▶ WRITTEN INSTRUCTION
Search the data below for "title"; list each line that holds it.
** Start EXERCISE INPUTS **
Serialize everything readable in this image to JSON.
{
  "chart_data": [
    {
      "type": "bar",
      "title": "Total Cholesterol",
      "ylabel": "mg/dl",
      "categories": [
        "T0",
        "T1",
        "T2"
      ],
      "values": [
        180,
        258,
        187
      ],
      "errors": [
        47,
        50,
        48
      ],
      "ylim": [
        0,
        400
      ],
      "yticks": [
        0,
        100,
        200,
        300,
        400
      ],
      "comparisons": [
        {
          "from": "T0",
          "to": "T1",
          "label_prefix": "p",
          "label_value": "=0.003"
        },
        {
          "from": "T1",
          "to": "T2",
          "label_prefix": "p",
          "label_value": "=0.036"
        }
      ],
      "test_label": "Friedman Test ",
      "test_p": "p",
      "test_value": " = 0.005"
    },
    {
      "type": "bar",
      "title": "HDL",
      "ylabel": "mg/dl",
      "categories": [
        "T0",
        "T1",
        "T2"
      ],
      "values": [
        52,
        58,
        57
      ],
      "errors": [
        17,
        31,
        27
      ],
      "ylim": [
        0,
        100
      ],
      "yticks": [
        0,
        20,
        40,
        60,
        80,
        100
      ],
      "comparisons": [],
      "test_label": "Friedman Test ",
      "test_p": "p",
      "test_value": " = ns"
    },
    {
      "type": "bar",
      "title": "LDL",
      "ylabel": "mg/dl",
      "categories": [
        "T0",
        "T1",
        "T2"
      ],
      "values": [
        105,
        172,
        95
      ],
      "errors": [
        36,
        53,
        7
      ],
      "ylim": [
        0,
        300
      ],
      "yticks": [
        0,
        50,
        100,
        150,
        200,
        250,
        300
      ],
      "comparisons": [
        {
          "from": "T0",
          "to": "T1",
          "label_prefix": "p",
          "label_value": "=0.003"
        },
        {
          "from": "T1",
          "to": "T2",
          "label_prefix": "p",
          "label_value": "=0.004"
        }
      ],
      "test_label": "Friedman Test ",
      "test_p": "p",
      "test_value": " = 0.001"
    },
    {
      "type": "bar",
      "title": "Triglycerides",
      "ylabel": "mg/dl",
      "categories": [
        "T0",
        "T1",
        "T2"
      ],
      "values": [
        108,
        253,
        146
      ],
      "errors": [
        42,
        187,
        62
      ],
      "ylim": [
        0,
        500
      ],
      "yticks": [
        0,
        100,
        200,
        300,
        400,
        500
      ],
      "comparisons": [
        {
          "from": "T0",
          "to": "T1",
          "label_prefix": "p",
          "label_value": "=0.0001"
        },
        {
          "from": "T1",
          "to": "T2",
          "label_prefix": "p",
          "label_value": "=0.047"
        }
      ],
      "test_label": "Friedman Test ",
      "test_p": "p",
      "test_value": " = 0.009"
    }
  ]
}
** End EXERCISE INPUTS **
▶ SOLUTION TO THE EXERCISE
      "title": "Total Cholesterol",
      "title": "HDL",
      "title": "LDL",
      "title": "Triglycerides",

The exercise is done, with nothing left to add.